TASK GOAL: Copy the data precisely, character for character, and leave out every picture.

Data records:

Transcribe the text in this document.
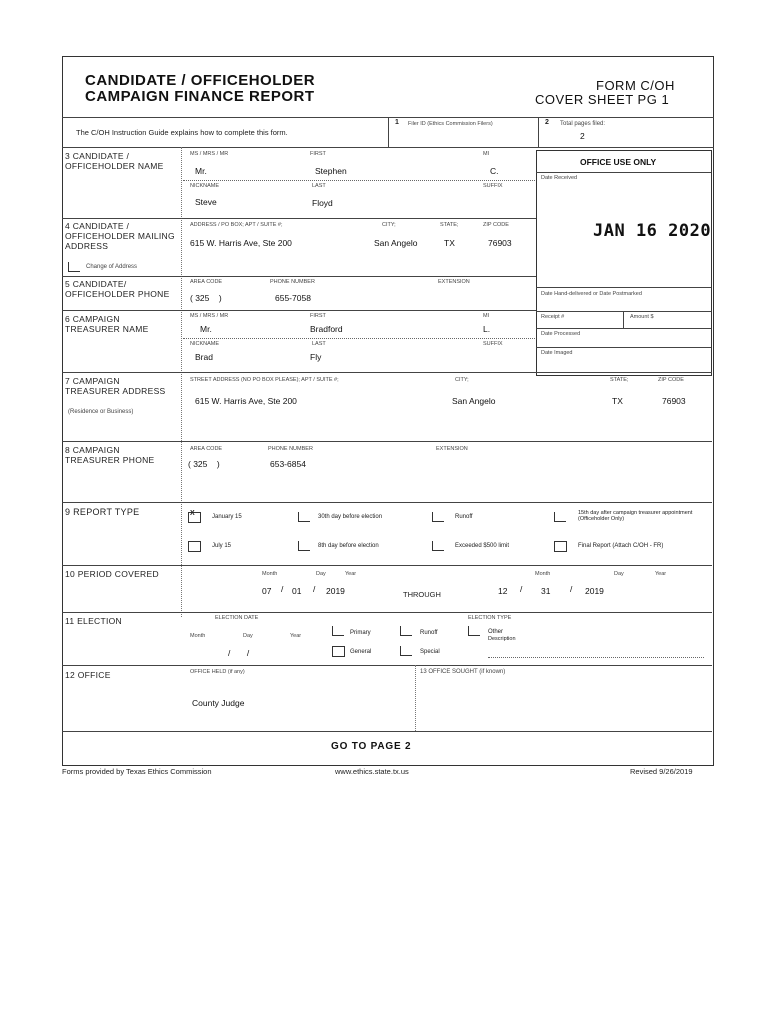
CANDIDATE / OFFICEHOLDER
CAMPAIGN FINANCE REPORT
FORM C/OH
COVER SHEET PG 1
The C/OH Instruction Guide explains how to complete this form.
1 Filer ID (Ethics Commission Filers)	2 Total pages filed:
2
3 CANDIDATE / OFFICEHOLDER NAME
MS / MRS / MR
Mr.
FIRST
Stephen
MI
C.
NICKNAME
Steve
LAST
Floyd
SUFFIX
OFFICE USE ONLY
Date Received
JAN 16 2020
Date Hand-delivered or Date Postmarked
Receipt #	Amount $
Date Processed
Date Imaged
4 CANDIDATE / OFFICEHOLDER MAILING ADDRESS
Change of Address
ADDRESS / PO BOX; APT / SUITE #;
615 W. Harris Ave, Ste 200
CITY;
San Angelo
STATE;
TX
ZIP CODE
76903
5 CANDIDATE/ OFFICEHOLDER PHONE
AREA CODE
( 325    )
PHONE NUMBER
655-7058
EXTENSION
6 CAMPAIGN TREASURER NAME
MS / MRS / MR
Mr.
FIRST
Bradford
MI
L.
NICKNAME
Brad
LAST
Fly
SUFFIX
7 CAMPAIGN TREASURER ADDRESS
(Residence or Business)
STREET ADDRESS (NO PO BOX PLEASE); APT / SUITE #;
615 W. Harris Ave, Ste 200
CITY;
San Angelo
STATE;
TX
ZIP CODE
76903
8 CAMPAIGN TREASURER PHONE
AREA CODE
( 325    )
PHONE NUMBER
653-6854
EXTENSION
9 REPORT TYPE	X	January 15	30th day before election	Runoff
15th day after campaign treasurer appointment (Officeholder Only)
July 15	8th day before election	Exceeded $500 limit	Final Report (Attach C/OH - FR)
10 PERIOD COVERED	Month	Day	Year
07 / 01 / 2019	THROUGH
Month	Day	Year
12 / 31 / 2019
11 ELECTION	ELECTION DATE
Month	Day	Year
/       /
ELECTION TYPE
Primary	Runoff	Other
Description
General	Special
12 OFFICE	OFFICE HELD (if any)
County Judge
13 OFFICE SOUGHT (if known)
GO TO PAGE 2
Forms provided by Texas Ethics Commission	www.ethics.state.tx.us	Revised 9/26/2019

WRITTEN REPLY:
Transcribe the text in this document.
CANDIDATE / OFFICEHOLDER
CAMPAIGN FINANCE REPORT
FORM C/OH
COVER SHEET PG 1
The C/OH Instruction Guide explains how to complete this form.
1 Filer ID (Ethics Commission Filers)	2 Total pages filed:
2
3 CANDIDATE / OFFICEHOLDER NAME
MS / MRS / MR
Mr.
FIRST
Stephen
MI
C.
NICKNAME
Steve
LAST
Floyd
SUFFIX
OFFICE USE ONLY
Date Received
JAN 16 2020
Date Hand-delivered or Date Postmarked
Receipt #	Amount $
Date Processed
Date Imaged
4 CANDIDATE / OFFICEHOLDER MAILING ADDRESS
Change of Address
ADDRESS / PO BOX; APT / SUITE #;
615 W. Harris Ave, Ste 200
CITY;
San Angelo
STATE;
TX
ZIP CODE
76903
5 CANDIDATE/ OFFICEHOLDER PHONE
AREA CODE
( 325    )
PHONE NUMBER
655-7058
EXTENSION
6 CAMPAIGN TREASURER NAME
MS / MRS / MR
Mr.
FIRST
Bradford
MI
L.
NICKNAME
Brad
LAST
Fly
SUFFIX
7 CAMPAIGN TREASURER ADDRESS
(Residence or Business)
STREET ADDRESS (NO PO BOX PLEASE); APT / SUITE #;
615 W. Harris Ave, Ste 200
CITY;
San Angelo
STATE;
TX
ZIP CODE
76903
8 CAMPAIGN TREASURER PHONE
AREA CODE
( 325    )
PHONE NUMBER
653-6854
EXTENSION
9 REPORT TYPE	X	January 15	30th day before election	Runoff
15th day after campaign treasurer appointment (Officeholder Only)
July 15	8th day before election	Exceeded $500 limit	Final Report (Attach C/OH - FR)
10 PERIOD COVERED	Month	Day	Year
07 / 01 / 2019	THROUGH
Month	Day	Year
12 / 31 / 2019
11 ELECTION	ELECTION DATE
Month	Day	Year
/       /
ELECTION TYPE
Primary	Runoff	Other
Description
General	Special
12 OFFICE	OFFICE HELD (if any)
County Judge
13 OFFICE SOUGHT (if known)
GO TO PAGE 2
Forms provided by Texas Ethics Commission	www.ethics.state.tx.us	Revised 9/26/2019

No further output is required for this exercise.